SET TASK — Pick out every line that holds the string "title" and copy it.

DATASET EXTRACT —
>> Start

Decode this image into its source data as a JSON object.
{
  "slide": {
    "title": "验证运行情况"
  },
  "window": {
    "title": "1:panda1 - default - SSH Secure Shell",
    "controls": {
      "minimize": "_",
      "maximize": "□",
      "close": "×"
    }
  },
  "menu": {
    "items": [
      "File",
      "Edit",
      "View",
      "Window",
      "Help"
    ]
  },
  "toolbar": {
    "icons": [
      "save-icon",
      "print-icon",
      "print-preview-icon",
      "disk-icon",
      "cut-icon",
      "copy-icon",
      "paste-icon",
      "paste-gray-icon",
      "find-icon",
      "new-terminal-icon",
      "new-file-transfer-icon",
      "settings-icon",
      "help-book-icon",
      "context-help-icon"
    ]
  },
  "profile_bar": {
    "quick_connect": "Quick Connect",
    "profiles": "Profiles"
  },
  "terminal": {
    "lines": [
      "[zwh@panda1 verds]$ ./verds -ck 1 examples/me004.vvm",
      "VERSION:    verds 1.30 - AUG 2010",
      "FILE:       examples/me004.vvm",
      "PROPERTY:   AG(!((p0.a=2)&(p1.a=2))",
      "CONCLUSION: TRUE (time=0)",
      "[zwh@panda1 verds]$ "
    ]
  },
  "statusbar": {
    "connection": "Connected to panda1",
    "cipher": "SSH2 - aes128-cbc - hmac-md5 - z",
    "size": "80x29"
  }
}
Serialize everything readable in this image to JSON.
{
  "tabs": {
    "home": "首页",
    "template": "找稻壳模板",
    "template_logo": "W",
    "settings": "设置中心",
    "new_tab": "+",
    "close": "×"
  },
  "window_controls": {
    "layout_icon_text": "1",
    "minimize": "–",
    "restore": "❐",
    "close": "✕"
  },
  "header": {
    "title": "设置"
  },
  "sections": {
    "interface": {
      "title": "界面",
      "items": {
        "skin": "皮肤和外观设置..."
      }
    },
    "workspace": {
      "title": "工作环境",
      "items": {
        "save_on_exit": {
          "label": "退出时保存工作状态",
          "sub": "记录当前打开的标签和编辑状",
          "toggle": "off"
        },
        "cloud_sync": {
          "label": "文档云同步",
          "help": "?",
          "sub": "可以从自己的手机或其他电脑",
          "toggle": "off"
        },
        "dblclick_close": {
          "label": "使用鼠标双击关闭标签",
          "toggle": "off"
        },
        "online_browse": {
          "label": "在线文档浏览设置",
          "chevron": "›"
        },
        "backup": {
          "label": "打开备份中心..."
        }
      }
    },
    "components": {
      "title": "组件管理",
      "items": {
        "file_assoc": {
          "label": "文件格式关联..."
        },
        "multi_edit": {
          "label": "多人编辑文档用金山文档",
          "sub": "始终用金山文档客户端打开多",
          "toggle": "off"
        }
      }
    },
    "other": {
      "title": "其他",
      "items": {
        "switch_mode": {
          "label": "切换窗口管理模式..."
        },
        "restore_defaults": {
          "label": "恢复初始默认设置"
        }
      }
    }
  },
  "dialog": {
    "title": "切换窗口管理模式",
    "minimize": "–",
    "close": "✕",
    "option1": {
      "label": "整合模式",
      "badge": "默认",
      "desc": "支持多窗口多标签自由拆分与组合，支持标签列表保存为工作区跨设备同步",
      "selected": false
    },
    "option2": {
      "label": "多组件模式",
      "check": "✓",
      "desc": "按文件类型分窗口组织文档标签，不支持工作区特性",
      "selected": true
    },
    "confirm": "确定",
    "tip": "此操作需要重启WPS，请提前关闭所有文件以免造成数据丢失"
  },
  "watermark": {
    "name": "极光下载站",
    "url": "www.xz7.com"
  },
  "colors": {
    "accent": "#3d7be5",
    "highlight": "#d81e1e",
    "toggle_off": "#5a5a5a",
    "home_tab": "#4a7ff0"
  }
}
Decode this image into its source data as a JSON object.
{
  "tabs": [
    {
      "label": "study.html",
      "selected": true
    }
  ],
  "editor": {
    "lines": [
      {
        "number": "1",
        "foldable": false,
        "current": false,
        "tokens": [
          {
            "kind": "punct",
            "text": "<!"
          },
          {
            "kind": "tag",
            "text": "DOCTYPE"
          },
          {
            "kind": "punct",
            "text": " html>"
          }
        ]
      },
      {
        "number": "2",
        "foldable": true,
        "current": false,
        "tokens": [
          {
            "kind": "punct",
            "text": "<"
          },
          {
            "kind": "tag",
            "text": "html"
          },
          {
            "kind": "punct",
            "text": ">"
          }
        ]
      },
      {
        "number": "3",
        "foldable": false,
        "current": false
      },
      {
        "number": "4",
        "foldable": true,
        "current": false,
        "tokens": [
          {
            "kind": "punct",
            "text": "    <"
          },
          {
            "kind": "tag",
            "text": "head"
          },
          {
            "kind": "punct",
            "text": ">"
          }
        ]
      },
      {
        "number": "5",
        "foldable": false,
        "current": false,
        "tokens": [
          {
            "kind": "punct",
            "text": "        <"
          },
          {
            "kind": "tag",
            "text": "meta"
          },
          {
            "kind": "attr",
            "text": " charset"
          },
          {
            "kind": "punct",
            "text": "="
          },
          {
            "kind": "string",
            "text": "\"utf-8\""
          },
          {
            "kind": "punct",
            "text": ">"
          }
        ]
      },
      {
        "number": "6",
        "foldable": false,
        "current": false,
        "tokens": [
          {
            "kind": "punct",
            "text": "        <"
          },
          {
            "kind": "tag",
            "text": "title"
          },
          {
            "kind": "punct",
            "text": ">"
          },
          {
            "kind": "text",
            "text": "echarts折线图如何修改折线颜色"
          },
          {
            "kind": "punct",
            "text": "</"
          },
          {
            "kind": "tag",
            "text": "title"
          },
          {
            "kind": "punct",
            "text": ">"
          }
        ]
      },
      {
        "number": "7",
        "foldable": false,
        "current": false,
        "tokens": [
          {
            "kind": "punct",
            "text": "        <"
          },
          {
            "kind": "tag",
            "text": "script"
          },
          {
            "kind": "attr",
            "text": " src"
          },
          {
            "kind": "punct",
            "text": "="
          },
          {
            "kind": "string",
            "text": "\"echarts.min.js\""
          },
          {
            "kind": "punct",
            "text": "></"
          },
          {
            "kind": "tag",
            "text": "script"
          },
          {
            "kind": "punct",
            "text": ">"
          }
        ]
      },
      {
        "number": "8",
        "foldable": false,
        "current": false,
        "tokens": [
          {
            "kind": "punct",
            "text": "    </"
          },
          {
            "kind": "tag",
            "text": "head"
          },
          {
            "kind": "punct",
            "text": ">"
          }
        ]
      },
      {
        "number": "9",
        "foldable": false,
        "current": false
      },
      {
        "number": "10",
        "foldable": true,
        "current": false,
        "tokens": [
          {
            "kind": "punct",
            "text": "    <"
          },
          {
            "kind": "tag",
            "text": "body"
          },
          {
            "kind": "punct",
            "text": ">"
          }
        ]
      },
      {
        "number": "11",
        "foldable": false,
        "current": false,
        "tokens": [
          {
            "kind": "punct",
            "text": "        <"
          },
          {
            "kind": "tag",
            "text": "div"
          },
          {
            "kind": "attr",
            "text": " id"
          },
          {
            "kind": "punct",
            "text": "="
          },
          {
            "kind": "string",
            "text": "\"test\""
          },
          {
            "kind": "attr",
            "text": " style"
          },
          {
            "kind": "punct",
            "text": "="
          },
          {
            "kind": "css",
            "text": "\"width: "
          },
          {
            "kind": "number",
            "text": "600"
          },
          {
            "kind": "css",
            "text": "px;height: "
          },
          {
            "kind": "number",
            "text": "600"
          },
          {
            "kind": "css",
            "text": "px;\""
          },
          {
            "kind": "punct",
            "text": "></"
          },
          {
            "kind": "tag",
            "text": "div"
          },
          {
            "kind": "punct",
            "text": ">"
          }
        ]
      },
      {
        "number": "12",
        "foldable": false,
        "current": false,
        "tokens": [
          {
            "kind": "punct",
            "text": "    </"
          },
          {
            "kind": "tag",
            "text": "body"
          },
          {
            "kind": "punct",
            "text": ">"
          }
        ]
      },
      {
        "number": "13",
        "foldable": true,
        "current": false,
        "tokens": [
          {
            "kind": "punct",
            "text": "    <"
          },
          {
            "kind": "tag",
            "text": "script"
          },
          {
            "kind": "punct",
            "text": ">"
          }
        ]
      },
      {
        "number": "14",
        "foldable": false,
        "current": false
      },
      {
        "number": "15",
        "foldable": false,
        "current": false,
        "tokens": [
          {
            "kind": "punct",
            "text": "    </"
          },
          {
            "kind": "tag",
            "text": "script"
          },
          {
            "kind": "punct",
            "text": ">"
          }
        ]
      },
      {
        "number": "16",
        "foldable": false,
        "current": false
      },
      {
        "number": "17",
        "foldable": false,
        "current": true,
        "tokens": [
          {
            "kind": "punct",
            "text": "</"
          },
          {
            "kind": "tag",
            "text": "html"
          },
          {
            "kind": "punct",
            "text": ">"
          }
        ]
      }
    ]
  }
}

>> End

FULL OUTPUT —
    "title": "验证运行情况"
    "title": "1:panda1 - default - SSH Secure Shell",
    "title": "设置"
      "title": "界面",
      "title": "工作环境",
      "title": "组件管理",
      "title": "其他",
    "title": "切换窗口管理模式",
            "text": "title"
            "text": "title"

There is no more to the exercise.